* Problem statement: Give a verbatim quotation of every record.

* Given entries:
##########

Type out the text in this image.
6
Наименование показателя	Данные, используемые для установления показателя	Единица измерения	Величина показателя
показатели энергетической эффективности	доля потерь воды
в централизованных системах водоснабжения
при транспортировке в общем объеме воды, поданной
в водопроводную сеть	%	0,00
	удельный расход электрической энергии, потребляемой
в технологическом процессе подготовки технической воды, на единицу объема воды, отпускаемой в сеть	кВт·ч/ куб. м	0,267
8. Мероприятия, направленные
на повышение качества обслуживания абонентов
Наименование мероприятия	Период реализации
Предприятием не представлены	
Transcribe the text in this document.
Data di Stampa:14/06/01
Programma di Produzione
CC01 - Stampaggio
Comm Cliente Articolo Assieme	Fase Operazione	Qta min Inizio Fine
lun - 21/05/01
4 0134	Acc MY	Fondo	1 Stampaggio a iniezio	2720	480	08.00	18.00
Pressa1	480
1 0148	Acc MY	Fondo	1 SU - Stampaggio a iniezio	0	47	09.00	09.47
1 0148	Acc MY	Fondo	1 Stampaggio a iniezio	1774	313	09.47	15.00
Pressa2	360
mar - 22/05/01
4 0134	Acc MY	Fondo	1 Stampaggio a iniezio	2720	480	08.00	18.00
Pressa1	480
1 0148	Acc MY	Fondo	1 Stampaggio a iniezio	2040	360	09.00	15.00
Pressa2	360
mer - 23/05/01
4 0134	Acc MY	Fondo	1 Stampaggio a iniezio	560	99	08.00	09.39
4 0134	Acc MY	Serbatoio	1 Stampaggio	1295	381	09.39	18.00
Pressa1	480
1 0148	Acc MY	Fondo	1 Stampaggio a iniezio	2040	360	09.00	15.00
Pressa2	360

##########

* Answer in full:
Type out the text in this image.
6
Наименование показателя	Данные, используемые для установления показателя	Единица измерения	Величина показателя
показатели энергетической эффективности	доля потерь воды
в централизованных системах водоснабжения
при транспортировке в общем объеме воды, поданной
в водопроводную сеть	%	0,00
	удельный расход электрической энергии, потребляемой
в технологическом процессе подготовки технической воды, на единицу объема воды, отпускаемой в сеть	кВт·ч/ куб. м	0,267
8. Мероприятия, направленные
на повышение качества обслуживания абонентов
Наименование мероприятия	Период реализации
Предприятием не представлены	
Transcribe the text in this document.
Data di Stampa:14/06/01
Programma di Produzione
CC01 - Stampaggio
Comm Cliente Articolo Assieme	Fase Operazione	Qta min Inizio Fine
lun - 21/05/01
4 0134	Acc MY	Fondo	1 Stampaggio a iniezio	2720	480	08.00	18.00
Pressa1	480
1 0148	Acc MY	Fondo	1 SU - Stampaggio a iniezio	0	47	09.00	09.47
1 0148	Acc MY	Fondo	1 Stampaggio a iniezio	1774	313	09.47	15.00
Pressa2	360
mar - 22/05/01
4 0134	Acc MY	Fondo	1 Stampaggio a iniezio	2720	480	08.00	18.00
Pressa1	480
1 0148	Acc MY	Fondo	1 Stampaggio a iniezio	2040	360	09.00	15.00
Pressa2	360
mer - 23/05/01
4 0134	Acc MY	Fondo	1 Stampaggio a iniezio	560	99	08.00	09.39
4 0134	Acc MY	Serbatoio	1 Stampaggio	1295	381	09.39	18.00
Pressa1	480
1 0148	Acc MY	Fondo	1 Stampaggio a iniezio	2040	360	09.00	15.00
Pressa2	360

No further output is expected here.